Figure dataset records
┌──

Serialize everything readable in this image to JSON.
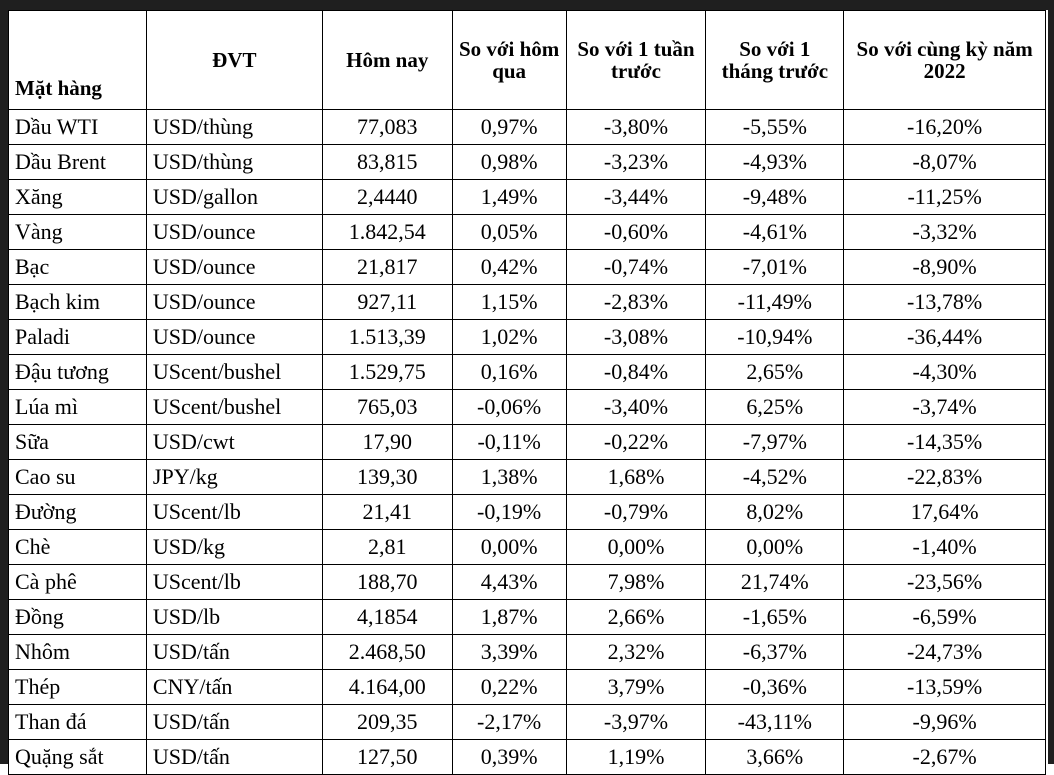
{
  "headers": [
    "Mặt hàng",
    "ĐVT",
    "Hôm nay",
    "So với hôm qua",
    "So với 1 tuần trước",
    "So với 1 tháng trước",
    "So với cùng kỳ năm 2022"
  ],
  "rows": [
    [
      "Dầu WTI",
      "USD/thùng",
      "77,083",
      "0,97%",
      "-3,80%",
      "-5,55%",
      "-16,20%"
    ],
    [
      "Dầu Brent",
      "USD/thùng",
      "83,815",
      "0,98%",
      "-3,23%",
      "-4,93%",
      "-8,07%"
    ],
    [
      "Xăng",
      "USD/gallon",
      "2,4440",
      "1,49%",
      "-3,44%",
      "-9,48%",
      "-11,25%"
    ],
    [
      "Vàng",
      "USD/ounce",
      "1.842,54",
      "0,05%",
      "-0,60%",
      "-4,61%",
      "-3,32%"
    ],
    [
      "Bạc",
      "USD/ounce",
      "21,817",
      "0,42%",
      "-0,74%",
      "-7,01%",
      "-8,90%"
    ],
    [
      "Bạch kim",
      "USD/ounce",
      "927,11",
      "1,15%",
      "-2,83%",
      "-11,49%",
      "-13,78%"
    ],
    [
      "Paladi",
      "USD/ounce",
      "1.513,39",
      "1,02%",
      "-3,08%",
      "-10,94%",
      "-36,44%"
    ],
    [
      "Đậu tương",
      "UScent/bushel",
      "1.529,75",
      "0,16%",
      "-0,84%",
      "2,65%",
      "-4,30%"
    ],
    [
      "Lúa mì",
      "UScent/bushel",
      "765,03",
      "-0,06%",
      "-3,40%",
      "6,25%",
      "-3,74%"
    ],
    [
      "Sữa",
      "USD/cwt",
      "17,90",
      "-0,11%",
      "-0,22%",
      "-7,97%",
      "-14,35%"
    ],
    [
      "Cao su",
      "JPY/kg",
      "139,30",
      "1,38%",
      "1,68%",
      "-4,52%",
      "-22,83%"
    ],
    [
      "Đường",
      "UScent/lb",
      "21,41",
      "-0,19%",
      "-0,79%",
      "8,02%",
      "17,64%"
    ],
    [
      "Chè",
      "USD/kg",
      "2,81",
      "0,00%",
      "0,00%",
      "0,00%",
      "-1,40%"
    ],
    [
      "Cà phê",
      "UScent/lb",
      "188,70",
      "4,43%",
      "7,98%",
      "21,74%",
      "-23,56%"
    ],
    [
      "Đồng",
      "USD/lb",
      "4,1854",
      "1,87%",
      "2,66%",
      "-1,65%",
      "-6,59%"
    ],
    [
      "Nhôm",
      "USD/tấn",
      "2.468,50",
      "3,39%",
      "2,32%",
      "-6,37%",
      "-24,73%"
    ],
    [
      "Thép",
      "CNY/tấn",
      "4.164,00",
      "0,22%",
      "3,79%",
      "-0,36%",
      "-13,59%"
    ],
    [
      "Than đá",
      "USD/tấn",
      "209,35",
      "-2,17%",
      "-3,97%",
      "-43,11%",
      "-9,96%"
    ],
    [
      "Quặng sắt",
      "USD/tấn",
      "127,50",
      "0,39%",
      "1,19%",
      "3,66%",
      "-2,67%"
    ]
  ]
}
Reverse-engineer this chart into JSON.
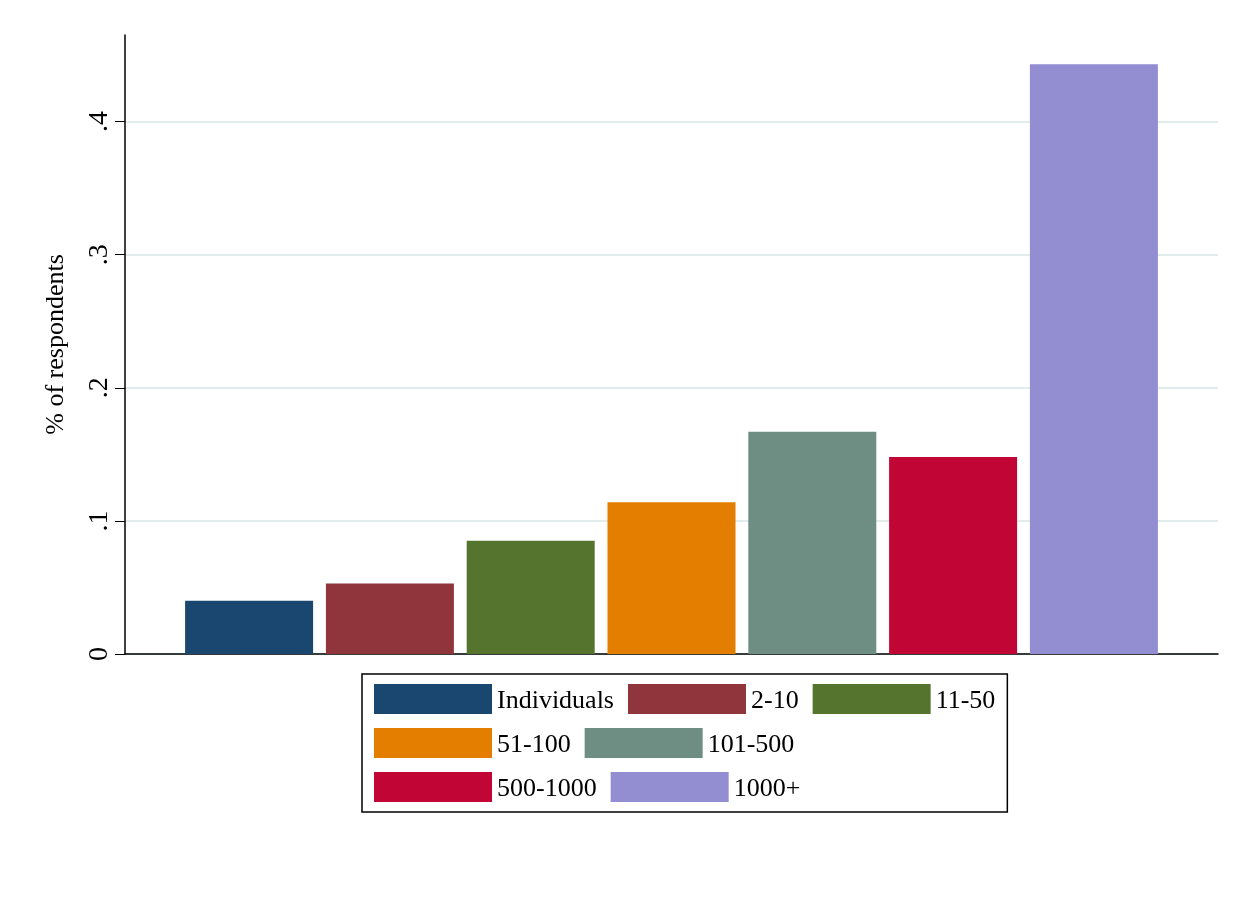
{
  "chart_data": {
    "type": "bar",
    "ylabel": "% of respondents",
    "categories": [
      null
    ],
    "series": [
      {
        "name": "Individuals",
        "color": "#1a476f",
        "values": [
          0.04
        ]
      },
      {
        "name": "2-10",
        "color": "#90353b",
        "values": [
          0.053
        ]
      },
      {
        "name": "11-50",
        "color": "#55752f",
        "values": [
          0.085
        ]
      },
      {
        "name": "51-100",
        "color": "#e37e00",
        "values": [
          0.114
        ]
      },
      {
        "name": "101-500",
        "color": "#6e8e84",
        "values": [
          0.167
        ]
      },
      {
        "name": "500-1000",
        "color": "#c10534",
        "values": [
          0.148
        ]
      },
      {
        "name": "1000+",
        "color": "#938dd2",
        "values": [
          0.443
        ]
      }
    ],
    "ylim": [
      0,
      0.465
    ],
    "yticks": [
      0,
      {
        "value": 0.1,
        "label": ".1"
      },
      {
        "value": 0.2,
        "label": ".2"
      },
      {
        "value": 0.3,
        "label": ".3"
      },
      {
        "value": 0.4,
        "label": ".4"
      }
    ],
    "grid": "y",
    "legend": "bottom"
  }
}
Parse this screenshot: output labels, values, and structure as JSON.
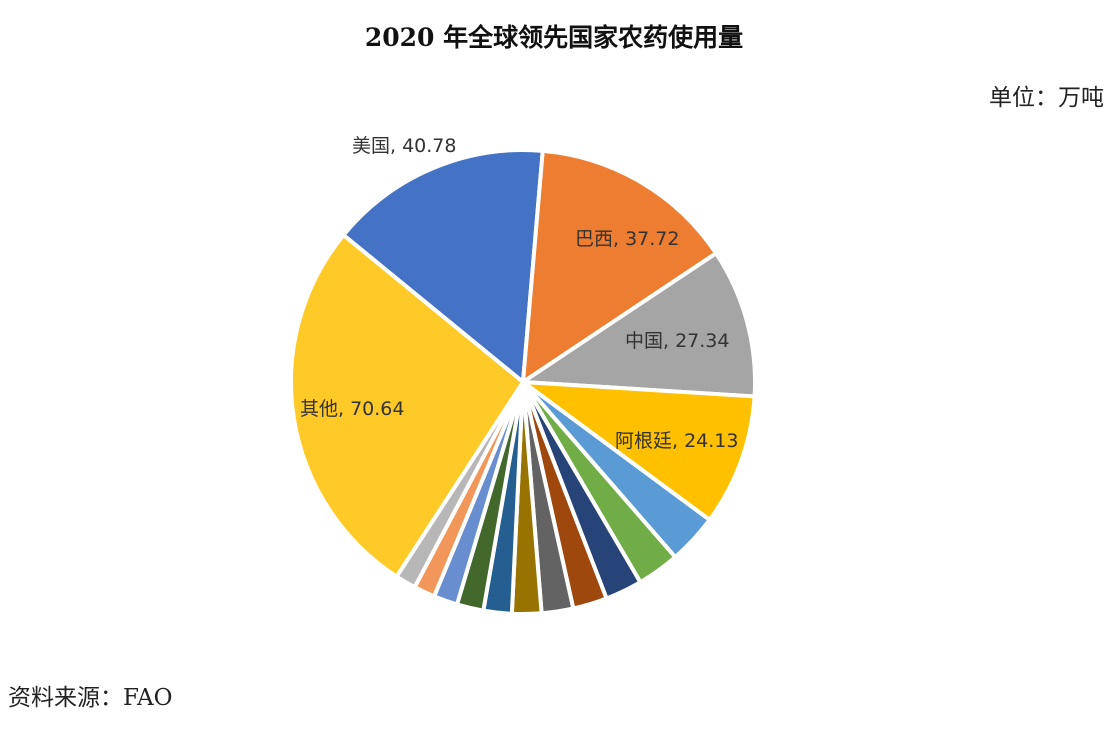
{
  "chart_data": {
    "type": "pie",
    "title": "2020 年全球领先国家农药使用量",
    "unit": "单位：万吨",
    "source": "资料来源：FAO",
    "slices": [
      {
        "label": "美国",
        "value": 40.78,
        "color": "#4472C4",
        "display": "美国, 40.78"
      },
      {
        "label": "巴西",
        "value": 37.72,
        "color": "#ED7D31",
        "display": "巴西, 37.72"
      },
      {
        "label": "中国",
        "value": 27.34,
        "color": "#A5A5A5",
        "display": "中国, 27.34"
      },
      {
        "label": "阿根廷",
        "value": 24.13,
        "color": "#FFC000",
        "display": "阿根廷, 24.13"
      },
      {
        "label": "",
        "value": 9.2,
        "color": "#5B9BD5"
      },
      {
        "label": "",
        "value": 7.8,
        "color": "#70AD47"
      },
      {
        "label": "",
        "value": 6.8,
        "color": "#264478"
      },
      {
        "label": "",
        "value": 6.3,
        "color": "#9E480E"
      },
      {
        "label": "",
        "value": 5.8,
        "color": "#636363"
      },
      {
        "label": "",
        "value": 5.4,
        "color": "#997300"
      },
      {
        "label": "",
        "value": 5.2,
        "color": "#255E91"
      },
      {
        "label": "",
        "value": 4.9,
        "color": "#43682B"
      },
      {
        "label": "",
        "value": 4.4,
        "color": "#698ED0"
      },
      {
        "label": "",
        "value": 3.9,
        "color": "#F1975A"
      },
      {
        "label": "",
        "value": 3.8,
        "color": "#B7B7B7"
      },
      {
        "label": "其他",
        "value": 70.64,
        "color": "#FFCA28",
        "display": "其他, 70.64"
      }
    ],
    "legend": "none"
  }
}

└──

Your objective
Report how many lines above hold the string "this", giving nothing but the number.

Task result
3